(Recorded data)
******
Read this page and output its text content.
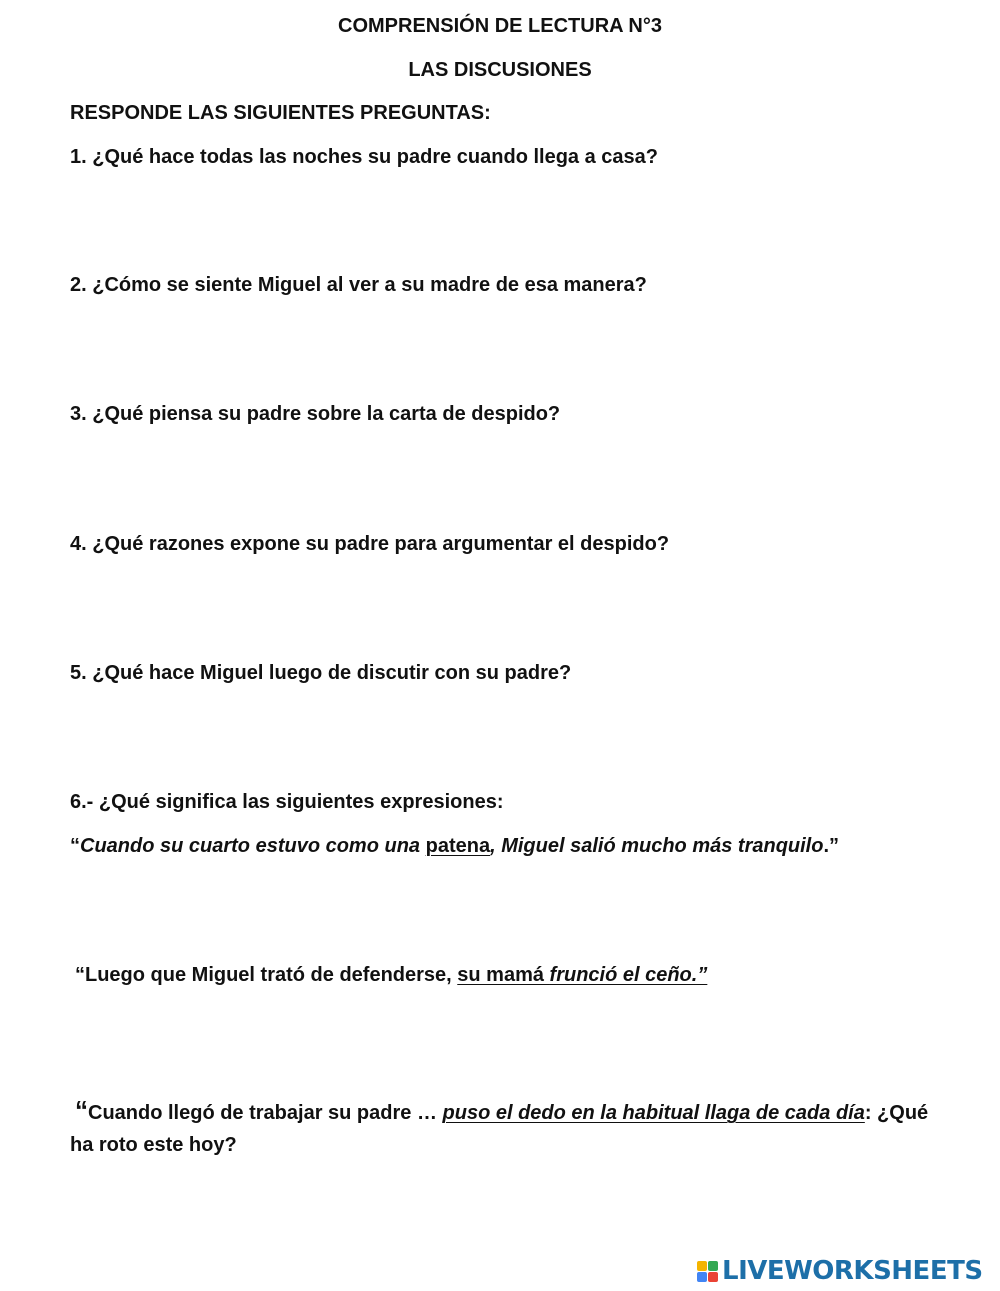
COMPRENSIÓN DE LECTURA N°3
LAS DISCUSIONES
RESPONDE LAS SIGUIENTES PREGUNTAS:
1. ¿Qué hace todas las noches su padre cuando llega a casa?
2. ¿Cómo se siente Miguel al ver a su madre de esa manera?
3. ¿Qué piensa su padre sobre la carta de despido?
4. ¿Qué razones expone su padre para argumentar el despido?
5. ¿Qué hace Miguel luego de discutir con su padre?
6.- ¿Qué significa las siguientes expresiones:
“Cuando su cuarto estuvo como una patena, Miguel salió mucho más tranquilo.”
“Luego que Miguel trató de defenderse, su mamá frunció el ceño.”
“Cuando llegó de trabajar su padre … puso el dedo en la habitual llaga de cada día: ¿Qué ha roto este hoy?
LIVEWORKSHEETS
******
What you will do: Every record gets retyped exactly; no picture goes into the copy.

Solution to the problem:
Read this page and output its text content.
COMPRENSIÓN DE LECTURA N°3
LAS DISCUSIONES
RESPONDE LAS SIGUIENTES PREGUNTAS:
1. ¿Qué hace todas las noches su padre cuando llega a casa?
2. ¿Cómo se siente Miguel al ver a su madre de esa manera?
3. ¿Qué piensa su padre sobre la carta de despido?
4. ¿Qué razones expone su padre para argumentar el despido?
5. ¿Qué hace Miguel luego de discutir con su padre?
6.- ¿Qué significa las siguientes expresiones:
“Cuando su cuarto estuvo como una patena, Miguel salió mucho más tranquilo.”
“Luego que Miguel trató de defenderse, su mamá frunció el ceño.”
“Cuando llegó de trabajar su padre … puso el dedo en la habitual llaga de cada día: ¿Qué ha roto este hoy?
LIVEWORKSHEETS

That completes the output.